What you are asked to do
All entries are to be quoted exactly; the images stay out of the copy.

Input material
▶

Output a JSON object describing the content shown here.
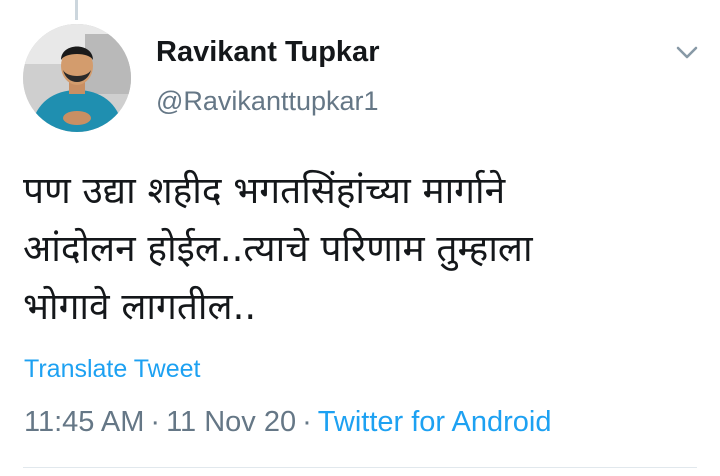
{
  "author": {
    "display_name": "Ravikant Tupkar",
    "handle": "@Ravikanttupkar1"
  },
  "tweet": {
    "lines": [
      "पण उद्या शहीद भगतसिंहांच्या मार्गाने",
      "आंदोलन होईल..त्याचे परिणाम तुम्हाला",
      "भोगावे लागतील.."
    ]
  },
  "translate_label": "Translate Tweet",
  "meta": {
    "time": "11:45 AM",
    "separator": "·",
    "date": "11 Nov 20",
    "source": "Twitter for Android"
  },
  "colors": {
    "link": "#1da1f2",
    "secondary_text": "#657786",
    "primary_text": "#14171a"
  },
  "icons": {
    "menu": "chevron-down-icon"
  }
}
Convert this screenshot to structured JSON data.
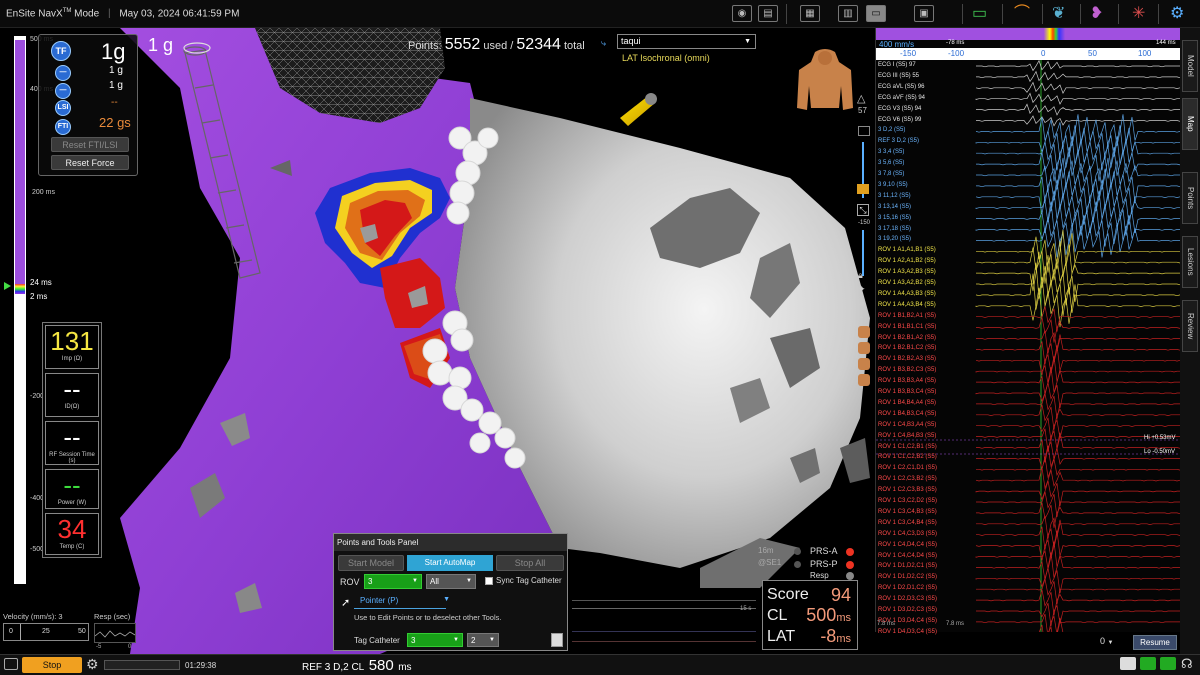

◀

Response
Output a JSON object describing the content shown here.
{
  "author": {
    "display_name": "Ravikant Tupkar",
    "handle": "@Ravikanttupkar1"
  },
  "tweet": {
    "lines": [
      "पण उद्या शहीद भगतसिंहांच्या मार्गाने",
      "आंदोलन होईल..त्याचे परिणाम तुम्हाला",
      "भोगावे लागतील.."
    ]
  },
  "translate_label": "Translate Tweet",
  "meta": {
    "time": "11:45 AM",
    "separator": "·",
    "date": "11 Nov 20",
    "source": "Twitter for Android"
  },
  "colors": {
    "link": "#1da1f2",
    "secondary_text": "#657786",
    "primary_text": "#14171a"
  },
  "icons": {
    "menu": "chevron-down-icon"
  }
}
Convert this screenshot to structured JSON data.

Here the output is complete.